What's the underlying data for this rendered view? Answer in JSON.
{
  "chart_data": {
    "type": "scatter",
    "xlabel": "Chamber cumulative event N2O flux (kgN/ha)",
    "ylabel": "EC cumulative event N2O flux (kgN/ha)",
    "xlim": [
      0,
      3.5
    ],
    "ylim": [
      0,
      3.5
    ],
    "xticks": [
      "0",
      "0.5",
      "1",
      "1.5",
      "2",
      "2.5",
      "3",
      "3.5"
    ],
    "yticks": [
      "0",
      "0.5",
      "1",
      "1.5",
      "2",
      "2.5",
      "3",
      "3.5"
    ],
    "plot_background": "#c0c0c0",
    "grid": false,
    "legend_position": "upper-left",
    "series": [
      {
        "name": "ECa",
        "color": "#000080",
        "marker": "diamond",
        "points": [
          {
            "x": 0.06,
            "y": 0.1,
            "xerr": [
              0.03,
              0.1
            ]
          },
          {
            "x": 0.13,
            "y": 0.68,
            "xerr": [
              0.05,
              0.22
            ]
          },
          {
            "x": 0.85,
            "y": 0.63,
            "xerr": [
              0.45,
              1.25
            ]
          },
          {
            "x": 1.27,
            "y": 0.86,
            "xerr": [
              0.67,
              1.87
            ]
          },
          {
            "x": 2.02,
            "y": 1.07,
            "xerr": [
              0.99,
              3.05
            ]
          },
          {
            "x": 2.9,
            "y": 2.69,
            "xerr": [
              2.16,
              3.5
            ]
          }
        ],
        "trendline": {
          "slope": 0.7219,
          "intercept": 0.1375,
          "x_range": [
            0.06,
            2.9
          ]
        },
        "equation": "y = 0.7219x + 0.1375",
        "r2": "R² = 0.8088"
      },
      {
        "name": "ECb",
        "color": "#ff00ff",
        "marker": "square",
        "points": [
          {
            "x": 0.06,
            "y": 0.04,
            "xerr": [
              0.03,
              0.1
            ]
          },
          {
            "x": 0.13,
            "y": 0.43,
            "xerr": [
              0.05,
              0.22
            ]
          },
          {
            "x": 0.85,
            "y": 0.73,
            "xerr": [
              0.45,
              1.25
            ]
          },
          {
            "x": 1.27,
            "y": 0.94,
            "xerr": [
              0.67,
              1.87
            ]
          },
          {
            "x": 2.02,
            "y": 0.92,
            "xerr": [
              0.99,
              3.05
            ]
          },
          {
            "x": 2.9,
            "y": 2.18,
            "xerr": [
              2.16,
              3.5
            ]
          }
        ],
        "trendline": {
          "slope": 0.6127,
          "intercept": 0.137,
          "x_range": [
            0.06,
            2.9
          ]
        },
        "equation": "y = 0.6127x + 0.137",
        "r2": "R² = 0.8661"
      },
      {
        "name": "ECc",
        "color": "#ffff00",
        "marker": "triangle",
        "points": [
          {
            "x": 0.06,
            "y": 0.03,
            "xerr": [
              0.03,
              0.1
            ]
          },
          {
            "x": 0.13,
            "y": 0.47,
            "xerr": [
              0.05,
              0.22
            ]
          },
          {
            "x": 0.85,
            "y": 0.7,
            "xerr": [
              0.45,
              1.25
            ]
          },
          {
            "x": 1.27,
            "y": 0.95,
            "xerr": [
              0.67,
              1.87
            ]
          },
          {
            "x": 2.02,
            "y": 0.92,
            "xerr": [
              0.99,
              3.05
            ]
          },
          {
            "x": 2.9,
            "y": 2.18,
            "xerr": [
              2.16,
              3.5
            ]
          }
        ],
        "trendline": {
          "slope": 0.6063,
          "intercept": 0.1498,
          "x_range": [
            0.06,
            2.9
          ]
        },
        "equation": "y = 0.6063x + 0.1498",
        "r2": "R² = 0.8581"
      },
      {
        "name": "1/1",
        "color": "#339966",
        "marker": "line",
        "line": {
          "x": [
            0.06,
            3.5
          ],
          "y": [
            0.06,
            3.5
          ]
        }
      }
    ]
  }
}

########

• [Your objective] Could you reproduce every record above exactly as it appears?

• [Solution to this problem]
What's the underlying data for this rendered view? Answer in JSON.
{
  "chart_data": {
    "type": "scatter",
    "xlabel": "Chamber cumulative event N2O flux (kgN/ha)",
    "ylabel": "EC cumulative event N2O flux (kgN/ha)",
    "xlim": [
      0,
      3.5
    ],
    "ylim": [
      0,
      3.5
    ],
    "xticks": [
      "0",
      "0.5",
      "1",
      "1.5",
      "2",
      "2.5",
      "3",
      "3.5"
    ],
    "yticks": [
      "0",
      "0.5",
      "1",
      "1.5",
      "2",
      "2.5",
      "3",
      "3.5"
    ],
    "plot_background": "#c0c0c0",
    "grid": false,
    "legend_position": "upper-left",
    "series": [
      {
        "name": "ECa",
        "color": "#000080",
        "marker": "diamond",
        "points": [
          {
            "x": 0.06,
            "y": 0.1,
            "xerr": [
              0.03,
              0.1
            ]
          },
          {
            "x": 0.13,
            "y": 0.68,
            "xerr": [
              0.05,
              0.22
            ]
          },
          {
            "x": 0.85,
            "y": 0.63,
            "xerr": [
              0.45,
              1.25
            ]
          },
          {
            "x": 1.27,
            "y": 0.86,
            "xerr": [
              0.67,
              1.87
            ]
          },
          {
            "x": 2.02,
            "y": 1.07,
            "xerr": [
              0.99,
              3.05
            ]
          },
          {
            "x": 2.9,
            "y": 2.69,
            "xerr": [
              2.16,
              3.5
            ]
          }
        ],
        "trendline": {
          "slope": 0.7219,
          "intercept": 0.1375,
          "x_range": [
            0.06,
            2.9
          ]
        },
        "equation": "y = 0.7219x + 0.1375",
        "r2": "R² = 0.8088"
      },
      {
        "name": "ECb",
        "color": "#ff00ff",
        "marker": "square",
        "points": [
          {
            "x": 0.06,
            "y": 0.04,
            "xerr": [
              0.03,
              0.1
            ]
          },
          {
            "x": 0.13,
            "y": 0.43,
            "xerr": [
              0.05,
              0.22
            ]
          },
          {
            "x": 0.85,
            "y": 0.73,
            "xerr": [
              0.45,
              1.25
            ]
          },
          {
            "x": 1.27,
            "y": 0.94,
            "xerr": [
              0.67,
              1.87
            ]
          },
          {
            "x": 2.02,
            "y": 0.92,
            "xerr": [
              0.99,
              3.05
            ]
          },
          {
            "x": 2.9,
            "y": 2.18,
            "xerr": [
              2.16,
              3.5
            ]
          }
        ],
        "trendline": {
          "slope": 0.6127,
          "intercept": 0.137,
          "x_range": [
            0.06,
            2.9
          ]
        },
        "equation": "y = 0.6127x + 0.137",
        "r2": "R² = 0.8661"
      },
      {
        "name": "ECc",
        "color": "#ffff00",
        "marker": "triangle",
        "points": [
          {
            "x": 0.06,
            "y": 0.03,
            "xerr": [
              0.03,
              0.1
            ]
          },
          {
            "x": 0.13,
            "y": 0.47,
            "xerr": [
              0.05,
              0.22
            ]
          },
          {
            "x": 0.85,
            "y": 0.7,
            "xerr": [
              0.45,
              1.25
            ]
          },
          {
            "x": 1.27,
            "y": 0.95,
            "xerr": [
              0.67,
              1.87
            ]
          },
          {
            "x": 2.02,
            "y": 0.92,
            "xerr": [
              0.99,
              3.05
            ]
          },
          {
            "x": 2.9,
            "y": 2.18,
            "xerr": [
              2.16,
              3.5
            ]
          }
        ],
        "trendline": {
          "slope": 0.6063,
          "intercept": 0.1498,
          "x_range": [
            0.06,
            2.9
          ]
        },
        "equation": "y = 0.6063x + 0.1498",
        "r2": "R² = 0.8581"
      },
      {
        "name": "1/1",
        "color": "#339966",
        "marker": "line",
        "line": {
          "x": [
            0.06,
            3.5
          ],
          "y": [
            0.06,
            3.5
          ]
        }
      }
    ]
  }
}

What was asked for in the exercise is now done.